- [RECORD EXCERPTS]
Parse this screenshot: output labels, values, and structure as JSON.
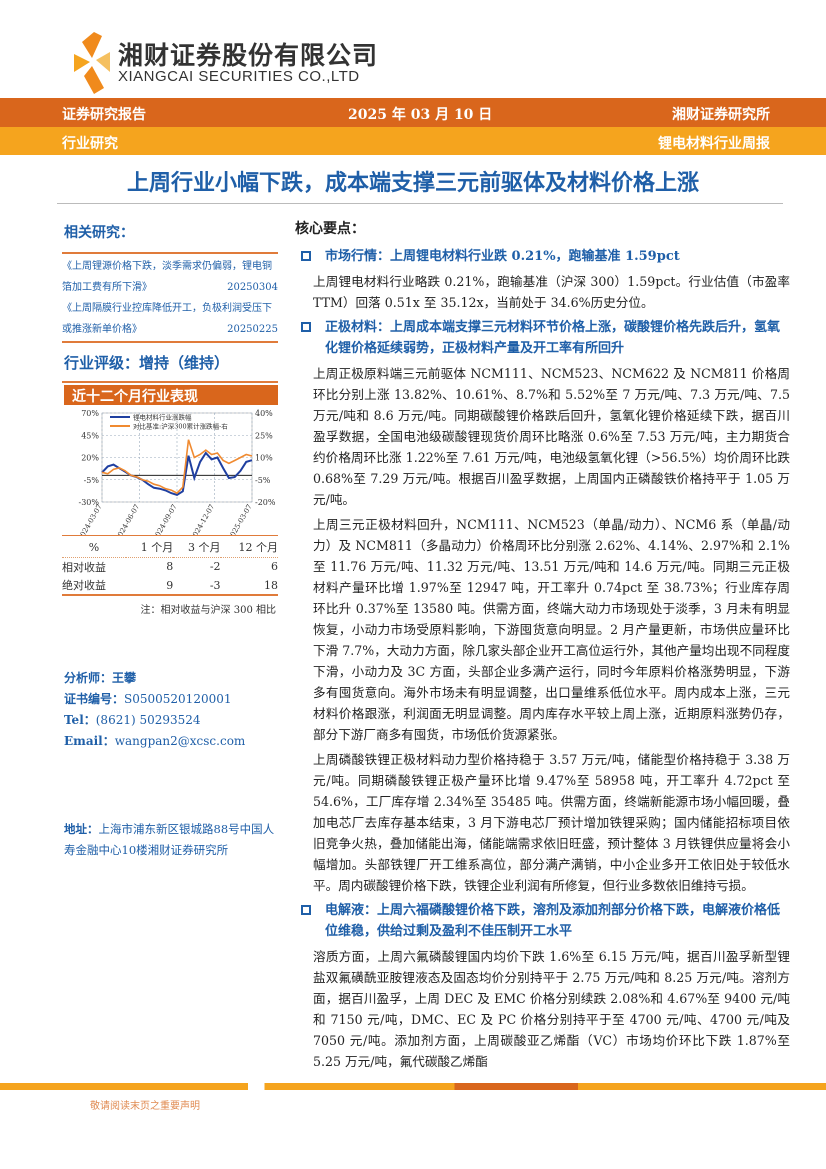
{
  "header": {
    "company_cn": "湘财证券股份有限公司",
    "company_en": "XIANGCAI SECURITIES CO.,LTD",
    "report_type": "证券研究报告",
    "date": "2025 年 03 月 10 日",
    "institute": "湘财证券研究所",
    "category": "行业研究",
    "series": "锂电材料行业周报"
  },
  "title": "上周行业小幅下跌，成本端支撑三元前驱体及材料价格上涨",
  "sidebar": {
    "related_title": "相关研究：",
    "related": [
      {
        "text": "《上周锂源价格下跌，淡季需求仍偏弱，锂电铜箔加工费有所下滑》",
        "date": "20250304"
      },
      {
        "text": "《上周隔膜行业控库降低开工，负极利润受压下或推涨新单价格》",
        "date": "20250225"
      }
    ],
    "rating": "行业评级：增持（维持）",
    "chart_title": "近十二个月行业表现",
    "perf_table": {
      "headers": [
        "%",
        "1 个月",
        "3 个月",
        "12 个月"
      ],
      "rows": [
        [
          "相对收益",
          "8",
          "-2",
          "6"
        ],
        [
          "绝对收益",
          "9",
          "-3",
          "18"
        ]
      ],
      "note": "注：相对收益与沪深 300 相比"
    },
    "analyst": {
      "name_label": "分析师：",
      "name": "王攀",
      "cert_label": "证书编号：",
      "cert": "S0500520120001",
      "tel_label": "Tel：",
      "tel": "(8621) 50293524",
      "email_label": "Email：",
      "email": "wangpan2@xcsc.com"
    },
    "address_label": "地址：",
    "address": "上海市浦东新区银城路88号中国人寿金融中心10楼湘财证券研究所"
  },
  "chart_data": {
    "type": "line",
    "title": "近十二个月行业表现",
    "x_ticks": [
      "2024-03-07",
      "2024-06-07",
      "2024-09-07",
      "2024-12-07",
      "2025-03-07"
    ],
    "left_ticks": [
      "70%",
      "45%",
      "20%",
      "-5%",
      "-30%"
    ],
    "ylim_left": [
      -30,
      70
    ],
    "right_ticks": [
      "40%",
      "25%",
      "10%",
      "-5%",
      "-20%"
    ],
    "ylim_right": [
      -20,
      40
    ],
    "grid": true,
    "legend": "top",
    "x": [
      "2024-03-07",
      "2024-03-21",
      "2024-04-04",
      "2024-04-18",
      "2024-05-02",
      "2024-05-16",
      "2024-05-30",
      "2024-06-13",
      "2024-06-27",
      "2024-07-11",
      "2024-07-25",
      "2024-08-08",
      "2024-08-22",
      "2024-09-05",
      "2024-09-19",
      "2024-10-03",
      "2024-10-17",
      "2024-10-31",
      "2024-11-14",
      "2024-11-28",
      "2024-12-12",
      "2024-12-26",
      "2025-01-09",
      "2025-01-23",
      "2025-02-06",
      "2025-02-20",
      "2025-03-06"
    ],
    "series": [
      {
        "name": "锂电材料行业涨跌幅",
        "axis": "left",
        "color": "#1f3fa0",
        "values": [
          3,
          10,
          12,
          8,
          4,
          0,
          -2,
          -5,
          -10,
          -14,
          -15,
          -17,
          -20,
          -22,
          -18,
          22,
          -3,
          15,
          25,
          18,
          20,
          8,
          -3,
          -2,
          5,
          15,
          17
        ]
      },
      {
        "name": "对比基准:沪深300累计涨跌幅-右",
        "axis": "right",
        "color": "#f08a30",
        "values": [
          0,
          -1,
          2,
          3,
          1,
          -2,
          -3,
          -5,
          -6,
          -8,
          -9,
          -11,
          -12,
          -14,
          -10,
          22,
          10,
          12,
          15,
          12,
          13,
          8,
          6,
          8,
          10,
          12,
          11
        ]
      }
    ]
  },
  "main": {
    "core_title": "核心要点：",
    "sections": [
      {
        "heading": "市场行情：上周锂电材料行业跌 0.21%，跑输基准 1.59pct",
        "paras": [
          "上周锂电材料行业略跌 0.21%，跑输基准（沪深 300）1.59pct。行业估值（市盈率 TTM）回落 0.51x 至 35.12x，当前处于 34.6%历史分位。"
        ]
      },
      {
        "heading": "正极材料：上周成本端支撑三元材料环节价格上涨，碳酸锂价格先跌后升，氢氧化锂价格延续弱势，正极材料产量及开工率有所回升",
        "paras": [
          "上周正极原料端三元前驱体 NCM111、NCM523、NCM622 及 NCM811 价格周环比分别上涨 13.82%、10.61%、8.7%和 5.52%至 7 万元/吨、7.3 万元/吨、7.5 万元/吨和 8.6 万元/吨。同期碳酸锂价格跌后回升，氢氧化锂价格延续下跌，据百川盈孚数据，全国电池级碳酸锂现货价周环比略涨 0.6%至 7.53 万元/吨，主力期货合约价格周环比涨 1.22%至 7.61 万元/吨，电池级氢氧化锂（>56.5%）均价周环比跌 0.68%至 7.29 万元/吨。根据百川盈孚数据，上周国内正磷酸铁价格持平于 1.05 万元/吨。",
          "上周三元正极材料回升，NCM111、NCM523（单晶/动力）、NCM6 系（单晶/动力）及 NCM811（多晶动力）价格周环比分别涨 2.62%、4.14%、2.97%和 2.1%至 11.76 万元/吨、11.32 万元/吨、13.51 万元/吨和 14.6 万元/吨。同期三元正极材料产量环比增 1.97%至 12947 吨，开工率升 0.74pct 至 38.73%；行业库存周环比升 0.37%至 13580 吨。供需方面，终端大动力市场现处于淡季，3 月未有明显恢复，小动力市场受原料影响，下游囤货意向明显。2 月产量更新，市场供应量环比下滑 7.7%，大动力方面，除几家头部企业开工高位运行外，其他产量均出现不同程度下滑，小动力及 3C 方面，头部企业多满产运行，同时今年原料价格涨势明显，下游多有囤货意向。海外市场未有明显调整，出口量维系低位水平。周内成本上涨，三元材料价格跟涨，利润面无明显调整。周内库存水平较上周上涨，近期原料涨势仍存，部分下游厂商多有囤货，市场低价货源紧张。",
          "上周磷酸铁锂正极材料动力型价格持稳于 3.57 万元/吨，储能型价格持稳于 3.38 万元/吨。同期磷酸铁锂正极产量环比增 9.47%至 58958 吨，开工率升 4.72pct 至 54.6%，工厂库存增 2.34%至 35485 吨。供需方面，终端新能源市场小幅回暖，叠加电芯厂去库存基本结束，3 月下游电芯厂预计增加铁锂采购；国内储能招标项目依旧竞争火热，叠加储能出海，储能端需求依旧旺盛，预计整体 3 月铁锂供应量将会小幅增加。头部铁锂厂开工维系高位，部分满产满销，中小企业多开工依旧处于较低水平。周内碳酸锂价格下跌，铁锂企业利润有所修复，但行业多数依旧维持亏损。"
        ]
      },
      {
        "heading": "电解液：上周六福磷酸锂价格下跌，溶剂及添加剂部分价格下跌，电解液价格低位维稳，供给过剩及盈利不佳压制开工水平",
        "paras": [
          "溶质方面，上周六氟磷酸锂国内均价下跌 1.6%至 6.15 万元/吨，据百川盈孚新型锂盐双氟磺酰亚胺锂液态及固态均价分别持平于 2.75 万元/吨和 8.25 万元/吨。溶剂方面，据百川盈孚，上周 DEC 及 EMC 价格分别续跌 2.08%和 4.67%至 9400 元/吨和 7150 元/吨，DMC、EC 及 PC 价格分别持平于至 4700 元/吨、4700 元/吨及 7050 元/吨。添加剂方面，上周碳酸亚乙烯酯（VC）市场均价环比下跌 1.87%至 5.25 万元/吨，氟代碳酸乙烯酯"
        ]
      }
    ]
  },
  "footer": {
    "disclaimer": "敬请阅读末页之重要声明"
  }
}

- [WHAT IS REQUIRED] Without the pictures, restate each entry exactly.

- [OUTPUT]
Parse this screenshot: output labels, values, and structure as JSON.
{
  "header": {
    "company_cn": "湘财证券股份有限公司",
    "company_en": "XIANGCAI SECURITIES CO.,LTD",
    "report_type": "证券研究报告",
    "date": "2025 年 03 月 10 日",
    "institute": "湘财证券研究所",
    "category": "行业研究",
    "series": "锂电材料行业周报"
  },
  "title": "上周行业小幅下跌，成本端支撑三元前驱体及材料价格上涨",
  "sidebar": {
    "related_title": "相关研究：",
    "related": [
      {
        "text": "《上周锂源价格下跌，淡季需求仍偏弱，锂电铜箔加工费有所下滑》",
        "date": "20250304"
      },
      {
        "text": "《上周隔膜行业控库降低开工，负极利润受压下或推涨新单价格》",
        "date": "20250225"
      }
    ],
    "rating": "行业评级：增持（维持）",
    "chart_title": "近十二个月行业表现",
    "perf_table": {
      "headers": [
        "%",
        "1 个月",
        "3 个月",
        "12 个月"
      ],
      "rows": [
        [
          "相对收益",
          "8",
          "-2",
          "6"
        ],
        [
          "绝对收益",
          "9",
          "-3",
          "18"
        ]
      ],
      "note": "注：相对收益与沪深 300 相比"
    },
    "analyst": {
      "name_label": "分析师：",
      "name": "王攀",
      "cert_label": "证书编号：",
      "cert": "S0500520120001",
      "tel_label": "Tel：",
      "tel": "(8621) 50293524",
      "email_label": "Email：",
      "email": "wangpan2@xcsc.com"
    },
    "address_label": "地址：",
    "address": "上海市浦东新区银城路88号中国人寿金融中心10楼湘财证券研究所"
  },
  "chart_data": {
    "type": "line",
    "title": "近十二个月行业表现",
    "x_ticks": [
      "2024-03-07",
      "2024-06-07",
      "2024-09-07",
      "2024-12-07",
      "2025-03-07"
    ],
    "left_ticks": [
      "70%",
      "45%",
      "20%",
      "-5%",
      "-30%"
    ],
    "ylim_left": [
      -30,
      70
    ],
    "right_ticks": [
      "40%",
      "25%",
      "10%",
      "-5%",
      "-20%"
    ],
    "ylim_right": [
      -20,
      40
    ],
    "grid": true,
    "legend": "top",
    "x": [
      "2024-03-07",
      "2024-03-21",
      "2024-04-04",
      "2024-04-18",
      "2024-05-02",
      "2024-05-16",
      "2024-05-30",
      "2024-06-13",
      "2024-06-27",
      "2024-07-11",
      "2024-07-25",
      "2024-08-08",
      "2024-08-22",
      "2024-09-05",
      "2024-09-19",
      "2024-10-03",
      "2024-10-17",
      "2024-10-31",
      "2024-11-14",
      "2024-11-28",
      "2024-12-12",
      "2024-12-26",
      "2025-01-09",
      "2025-01-23",
      "2025-02-06",
      "2025-02-20",
      "2025-03-06"
    ],
    "series": [
      {
        "name": "锂电材料行业涨跌幅",
        "axis": "left",
        "color": "#1f3fa0",
        "values": [
          3,
          10,
          12,
          8,
          4,
          0,
          -2,
          -5,
          -10,
          -14,
          -15,
          -17,
          -20,
          -22,
          -18,
          22,
          -3,
          15,
          25,
          18,
          20,
          8,
          -3,
          -2,
          5,
          15,
          17
        ]
      },
      {
        "name": "对比基准:沪深300累计涨跌幅-右",
        "axis": "right",
        "color": "#f08a30",
        "values": [
          0,
          -1,
          2,
          3,
          1,
          -2,
          -3,
          -5,
          -6,
          -8,
          -9,
          -11,
          -12,
          -14,
          -10,
          22,
          10,
          12,
          15,
          12,
          13,
          8,
          6,
          8,
          10,
          12,
          11
        ]
      }
    ]
  },
  "main": {
    "core_title": "核心要点：",
    "sections": [
      {
        "heading": "市场行情：上周锂电材料行业跌 0.21%，跑输基准 1.59pct",
        "paras": [
          "上周锂电材料行业略跌 0.21%，跑输基准（沪深 300）1.59pct。行业估值（市盈率 TTM）回落 0.51x 至 35.12x，当前处于 34.6%历史分位。"
        ]
      },
      {
        "heading": "正极材料：上周成本端支撑三元材料环节价格上涨，碳酸锂价格先跌后升，氢氧化锂价格延续弱势，正极材料产量及开工率有所回升",
        "paras": [
          "上周正极原料端三元前驱体 NCM111、NCM523、NCM622 及 NCM811 价格周环比分别上涨 13.82%、10.61%、8.7%和 5.52%至 7 万元/吨、7.3 万元/吨、7.5 万元/吨和 8.6 万元/吨。同期碳酸锂价格跌后回升，氢氧化锂价格延续下跌，据百川盈孚数据，全国电池级碳酸锂现货价周环比略涨 0.6%至 7.53 万元/吨，主力期货合约价格周环比涨 1.22%至 7.61 万元/吨，电池级氢氧化锂（>56.5%）均价周环比跌 0.68%至 7.29 万元/吨。根据百川盈孚数据，上周国内正磷酸铁价格持平于 1.05 万元/吨。",
          "上周三元正极材料回升，NCM111、NCM523（单晶/动力）、NCM6 系（单晶/动力）及 NCM811（多晶动力）价格周环比分别涨 2.62%、4.14%、2.97%和 2.1%至 11.76 万元/吨、11.32 万元/吨、13.51 万元/吨和 14.6 万元/吨。同期三元正极材料产量环比增 1.97%至 12947 吨，开工率升 0.74pct 至 38.73%；行业库存周环比升 0.37%至 13580 吨。供需方面，终端大动力市场现处于淡季，3 月未有明显恢复，小动力市场受原料影响，下游囤货意向明显。2 月产量更新，市场供应量环比下滑 7.7%，大动力方面，除几家头部企业开工高位运行外，其他产量均出现不同程度下滑，小动力及 3C 方面，头部企业多满产运行，同时今年原料价格涨势明显，下游多有囤货意向。海外市场未有明显调整，出口量维系低位水平。周内成本上涨，三元材料价格跟涨，利润面无明显调整。周内库存水平较上周上涨，近期原料涨势仍存，部分下游厂商多有囤货，市场低价货源紧张。",
          "上周磷酸铁锂正极材料动力型价格持稳于 3.57 万元/吨，储能型价格持稳于 3.38 万元/吨。同期磷酸铁锂正极产量环比增 9.47%至 58958 吨，开工率升 4.72pct 至 54.6%，工厂库存增 2.34%至 35485 吨。供需方面，终端新能源市场小幅回暖，叠加电芯厂去库存基本结束，3 月下游电芯厂预计增加铁锂采购；国内储能招标项目依旧竞争火热，叠加储能出海，储能端需求依旧旺盛，预计整体 3 月铁锂供应量将会小幅增加。头部铁锂厂开工维系高位，部分满产满销，中小企业多开工依旧处于较低水平。周内碳酸锂价格下跌，铁锂企业利润有所修复，但行业多数依旧维持亏损。"
        ]
      },
      {
        "heading": "电解液：上周六福磷酸锂价格下跌，溶剂及添加剂部分价格下跌，电解液价格低位维稳，供给过剩及盈利不佳压制开工水平",
        "paras": [
          "溶质方面，上周六氟磷酸锂国内均价下跌 1.6%至 6.15 万元/吨，据百川盈孚新型锂盐双氟磺酰亚胺锂液态及固态均价分别持平于 2.75 万元/吨和 8.25 万元/吨。溶剂方面，据百川盈孚，上周 DEC 及 EMC 价格分别续跌 2.08%和 4.67%至 9400 元/吨和 7150 元/吨，DMC、EC 及 PC 价格分别持平于至 4700 元/吨、4700 元/吨及 7050 元/吨。添加剂方面，上周碳酸亚乙烯酯（VC）市场均价环比下跌 1.87%至 5.25 万元/吨，氟代碳酸乙烯酯"
        ]
      }
    ]
  },
  "footer": {
    "disclaimer": "敬请阅读末页之重要声明"
  }
}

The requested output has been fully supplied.